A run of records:
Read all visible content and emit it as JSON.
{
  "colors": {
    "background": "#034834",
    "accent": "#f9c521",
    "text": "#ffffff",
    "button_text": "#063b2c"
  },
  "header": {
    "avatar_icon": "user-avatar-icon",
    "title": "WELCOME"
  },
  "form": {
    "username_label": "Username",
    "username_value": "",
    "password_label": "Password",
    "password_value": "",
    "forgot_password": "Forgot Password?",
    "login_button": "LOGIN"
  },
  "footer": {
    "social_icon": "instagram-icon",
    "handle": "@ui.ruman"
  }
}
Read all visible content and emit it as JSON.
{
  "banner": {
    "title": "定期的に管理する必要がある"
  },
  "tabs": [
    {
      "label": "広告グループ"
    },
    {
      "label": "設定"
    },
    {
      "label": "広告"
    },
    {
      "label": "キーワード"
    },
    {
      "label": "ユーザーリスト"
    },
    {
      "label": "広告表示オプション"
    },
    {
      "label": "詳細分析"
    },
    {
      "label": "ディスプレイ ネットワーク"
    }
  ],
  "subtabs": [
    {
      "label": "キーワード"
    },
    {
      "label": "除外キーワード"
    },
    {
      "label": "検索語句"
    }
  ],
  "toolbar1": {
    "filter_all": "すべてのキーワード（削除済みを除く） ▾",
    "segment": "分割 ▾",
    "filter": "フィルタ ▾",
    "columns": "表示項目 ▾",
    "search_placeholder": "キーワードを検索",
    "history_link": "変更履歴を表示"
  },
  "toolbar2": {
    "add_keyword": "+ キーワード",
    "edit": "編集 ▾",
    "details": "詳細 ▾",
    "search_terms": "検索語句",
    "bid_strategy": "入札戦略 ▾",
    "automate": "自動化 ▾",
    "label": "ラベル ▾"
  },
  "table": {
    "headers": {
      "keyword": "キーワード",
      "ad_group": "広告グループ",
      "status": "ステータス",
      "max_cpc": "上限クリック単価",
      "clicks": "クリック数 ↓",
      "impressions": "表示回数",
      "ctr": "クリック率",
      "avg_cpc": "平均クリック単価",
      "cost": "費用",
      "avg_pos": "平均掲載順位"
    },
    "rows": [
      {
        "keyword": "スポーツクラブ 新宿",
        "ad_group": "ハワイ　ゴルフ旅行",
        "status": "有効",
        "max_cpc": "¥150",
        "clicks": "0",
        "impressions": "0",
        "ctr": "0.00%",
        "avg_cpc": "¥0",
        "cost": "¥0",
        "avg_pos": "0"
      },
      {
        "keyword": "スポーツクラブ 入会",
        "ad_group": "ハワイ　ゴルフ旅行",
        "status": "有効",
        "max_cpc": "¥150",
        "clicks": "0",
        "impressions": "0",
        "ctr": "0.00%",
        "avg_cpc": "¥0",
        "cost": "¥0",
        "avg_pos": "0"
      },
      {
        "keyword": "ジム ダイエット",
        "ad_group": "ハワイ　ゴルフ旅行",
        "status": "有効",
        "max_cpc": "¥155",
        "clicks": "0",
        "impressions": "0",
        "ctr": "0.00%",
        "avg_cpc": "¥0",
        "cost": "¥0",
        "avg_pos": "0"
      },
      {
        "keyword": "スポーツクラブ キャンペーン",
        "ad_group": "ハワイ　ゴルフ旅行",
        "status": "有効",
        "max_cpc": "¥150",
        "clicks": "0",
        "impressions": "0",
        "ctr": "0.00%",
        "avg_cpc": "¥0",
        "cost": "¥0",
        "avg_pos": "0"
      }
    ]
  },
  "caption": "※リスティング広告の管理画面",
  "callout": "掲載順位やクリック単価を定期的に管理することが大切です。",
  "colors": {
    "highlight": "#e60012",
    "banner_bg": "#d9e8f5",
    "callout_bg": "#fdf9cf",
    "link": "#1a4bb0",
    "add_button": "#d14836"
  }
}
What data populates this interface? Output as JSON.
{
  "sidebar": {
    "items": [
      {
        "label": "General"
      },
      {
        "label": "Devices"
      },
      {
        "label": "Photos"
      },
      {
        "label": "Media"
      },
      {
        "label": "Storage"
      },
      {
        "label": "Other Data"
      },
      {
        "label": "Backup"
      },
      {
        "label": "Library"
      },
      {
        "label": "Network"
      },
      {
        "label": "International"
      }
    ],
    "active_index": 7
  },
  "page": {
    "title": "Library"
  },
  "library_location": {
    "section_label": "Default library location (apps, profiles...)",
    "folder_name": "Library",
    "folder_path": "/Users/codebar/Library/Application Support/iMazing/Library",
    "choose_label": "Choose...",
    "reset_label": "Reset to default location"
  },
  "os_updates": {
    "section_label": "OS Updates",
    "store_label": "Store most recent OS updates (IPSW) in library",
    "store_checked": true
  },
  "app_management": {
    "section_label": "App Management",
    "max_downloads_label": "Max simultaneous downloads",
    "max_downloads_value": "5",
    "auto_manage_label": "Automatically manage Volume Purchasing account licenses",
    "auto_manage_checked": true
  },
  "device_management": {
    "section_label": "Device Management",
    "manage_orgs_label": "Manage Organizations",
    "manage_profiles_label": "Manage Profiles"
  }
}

--- TASK OBJECTIVE ---
Copy the records above exactly as they appear.

--- WRITTEN ANSWER ---
Read all visible content and emit it as JSON.
{
  "colors": {
    "background": "#034834",
    "accent": "#f9c521",
    "text": "#ffffff",
    "button_text": "#063b2c"
  },
  "header": {
    "avatar_icon": "user-avatar-icon",
    "title": "WELCOME"
  },
  "form": {
    "username_label": "Username",
    "username_value": "",
    "password_label": "Password",
    "password_value": "",
    "forgot_password": "Forgot Password?",
    "login_button": "LOGIN"
  },
  "footer": {
    "social_icon": "instagram-icon",
    "handle": "@ui.ruman"
  }
}
Read all visible content and emit it as JSON.
{
  "banner": {
    "title": "定期的に管理する必要がある"
  },
  "tabs": [
    {
      "label": "広告グループ"
    },
    {
      "label": "設定"
    },
    {
      "label": "広告"
    },
    {
      "label": "キーワード"
    },
    {
      "label": "ユーザーリスト"
    },
    {
      "label": "広告表示オプション"
    },
    {
      "label": "詳細分析"
    },
    {
      "label": "ディスプレイ ネットワーク"
    }
  ],
  "subtabs": [
    {
      "label": "キーワード"
    },
    {
      "label": "除外キーワード"
    },
    {
      "label": "検索語句"
    }
  ],
  "toolbar1": {
    "filter_all": "すべてのキーワード（削除済みを除く） ▾",
    "segment": "分割 ▾",
    "filter": "フィルタ ▾",
    "columns": "表示項目 ▾",
    "search_placeholder": "キーワードを検索",
    "history_link": "変更履歴を表示"
  },
  "toolbar2": {
    "add_keyword": "+ キーワード",
    "edit": "編集 ▾",
    "details": "詳細 ▾",
    "search_terms": "検索語句",
    "bid_strategy": "入札戦略 ▾",
    "automate": "自動化 ▾",
    "label": "ラベル ▾"
  },
  "table": {
    "headers": {
      "keyword": "キーワード",
      "ad_group": "広告グループ",
      "status": "ステータス",
      "max_cpc": "上限クリック単価",
      "clicks": "クリック数 ↓",
      "impressions": "表示回数",
      "ctr": "クリック率",
      "avg_cpc": "平均クリック単価",
      "cost": "費用",
      "avg_pos": "平均掲載順位"
    },
    "rows": [
      {
        "keyword": "スポーツクラブ 新宿",
        "ad_group": "ハワイ　ゴルフ旅行",
        "status": "有効",
        "max_cpc": "¥150",
        "clicks": "0",
        "impressions": "0",
        "ctr": "0.00%",
        "avg_cpc": "¥0",
        "cost": "¥0",
        "avg_pos": "0"
      },
      {
        "keyword": "スポーツクラブ 入会",
        "ad_group": "ハワイ　ゴルフ旅行",
        "status": "有効",
        "max_cpc": "¥150",
        "clicks": "0",
        "impressions": "0",
        "ctr": "0.00%",
        "avg_cpc": "¥0",
        "cost": "¥0",
        "avg_pos": "0"
      },
      {
        "keyword": "ジム ダイエット",
        "ad_group": "ハワイ　ゴルフ旅行",
        "status": "有効",
        "max_cpc": "¥155",
        "clicks": "0",
        "impressions": "0",
        "ctr": "0.00%",
        "avg_cpc": "¥0",
        "cost": "¥0",
        "avg_pos": "0"
      },
      {
        "keyword": "スポーツクラブ キャンペーン",
        "ad_group": "ハワイ　ゴルフ旅行",
        "status": "有効",
        "max_cpc": "¥150",
        "clicks": "0",
        "impressions": "0",
        "ctr": "0.00%",
        "avg_cpc": "¥0",
        "cost": "¥0",
        "avg_pos": "0"
      }
    ]
  },
  "caption": "※リスティング広告の管理画面",
  "callout": "掲載順位やクリック単価を定期的に管理することが大切です。",
  "colors": {
    "highlight": "#e60012",
    "banner_bg": "#d9e8f5",
    "callout_bg": "#fdf9cf",
    "link": "#1a4bb0",
    "add_button": "#d14836"
  }
}
What data populates this interface? Output as JSON.
{
  "sidebar": {
    "items": [
      {
        "label": "General"
      },
      {
        "label": "Devices"
      },
      {
        "label": "Photos"
      },
      {
        "label": "Media"
      },
      {
        "label": "Storage"
      },
      {
        "label": "Other Data"
      },
      {
        "label": "Backup"
      },
      {
        "label": "Library"
      },
      {
        "label": "Network"
      },
      {
        "label": "International"
      }
    ],
    "active_index": 7
  },
  "page": {
    "title": "Library"
  },
  "library_location": {
    "section_label": "Default library location (apps, profiles...)",
    "folder_name": "Library",
    "folder_path": "/Users/codebar/Library/Application Support/iMazing/Library",
    "choose_label": "Choose...",
    "reset_label": "Reset to default location"
  },
  "os_updates": {
    "section_label": "OS Updates",
    "store_label": "Store most recent OS updates (IPSW) in library",
    "store_checked": true
  },
  "app_management": {
    "section_label": "App Management",
    "max_downloads_label": "Max simultaneous downloads",
    "max_downloads_value": "5",
    "auto_manage_label": "Automatically manage Volume Purchasing account licenses",
    "auto_manage_checked": true
  },
  "device_management": {
    "section_label": "Device Management",
    "manage_orgs_label": "Manage Organizations",
    "manage_profiles_label": "Manage Profiles"
  }
}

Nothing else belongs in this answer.